Stored items from a collection

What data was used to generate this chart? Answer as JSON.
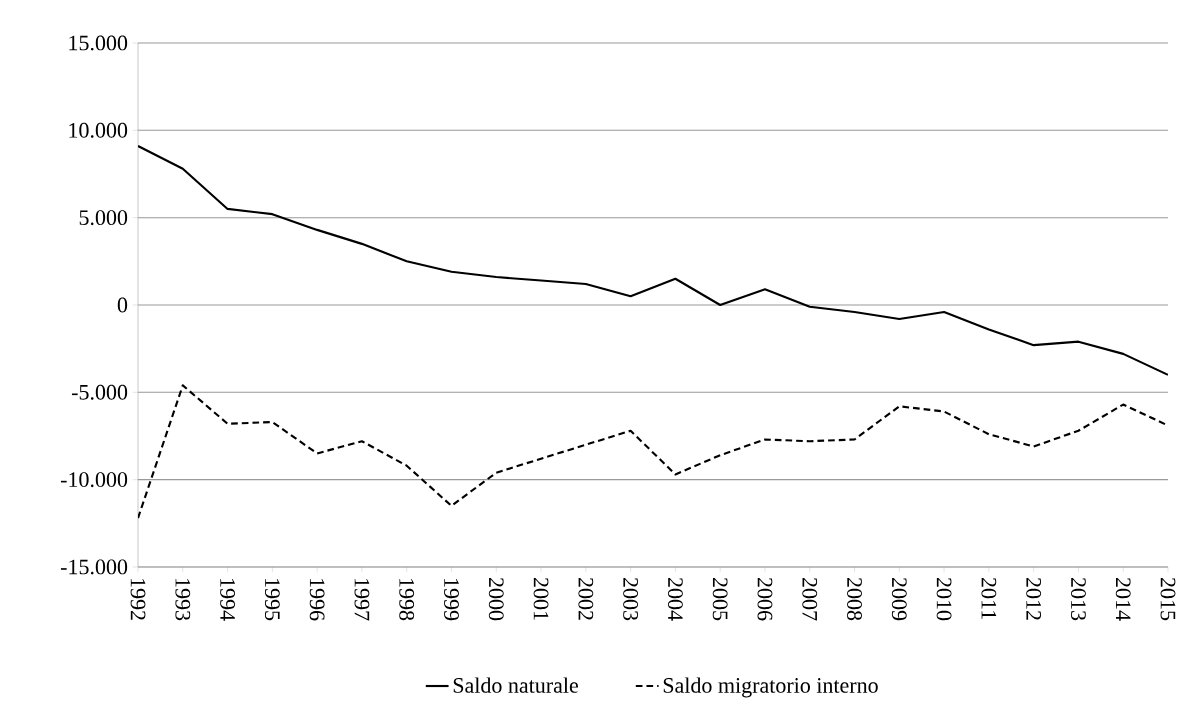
{
  "chart_data": {
    "type": "line",
    "categories": [
      "1992",
      "1993",
      "1994",
      "1995",
      "1996",
      "1997",
      "1998",
      "1999",
      "2000",
      "2001",
      "2002",
      "2003",
      "2004",
      "2005",
      "2006",
      "2007",
      "2008",
      "2009",
      "2010",
      "2011",
      "2012",
      "2013",
      "2014",
      "2015"
    ],
    "series": [
      {
        "name": "Saldo naturale",
        "color": "#000000",
        "line_style": "solid",
        "values": [
          9100,
          7800,
          5500,
          5200,
          4300,
          3500,
          2500,
          1900,
          1600,
          1400,
          1200,
          500,
          1500,
          0,
          900,
          -100,
          -400,
          -800,
          -400,
          -1400,
          -2300,
          -2100,
          -2800,
          -4000
        ]
      },
      {
        "name": "Saldo migratorio interno",
        "color": "#000000",
        "line_style": "dashed",
        "values": [
          -12200,
          -4600,
          -6800,
          -6700,
          -8500,
          -7800,
          -9200,
          -11500,
          -9600,
          -8800,
          -8000,
          -7200,
          -9700,
          -8600,
          -7700,
          -7800,
          -7700,
          -5800,
          -6100,
          -7400,
          -8100,
          -7200,
          -5700,
          -6900
        ]
      }
    ],
    "ylim": [
      -15000,
      15000
    ],
    "yticks": [
      {
        "value": -15000,
        "label": "-15.000"
      },
      {
        "value": -10000,
        "label": "-10.000"
      },
      {
        "value": -5000,
        "label": "-5.000"
      },
      0,
      {
        "value": 5000,
        "label": "5.000"
      },
      {
        "value": 10000,
        "label": "10.000"
      },
      {
        "value": 15000,
        "label": "15.000"
      }
    ],
    "grid": "y",
    "legend": "bottom",
    "marker": "none"
  }
}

• **THE REQUEST**: Give the number of lines in the records that contain the string "Saldo", with no other output.

• **OUTPUT**: 2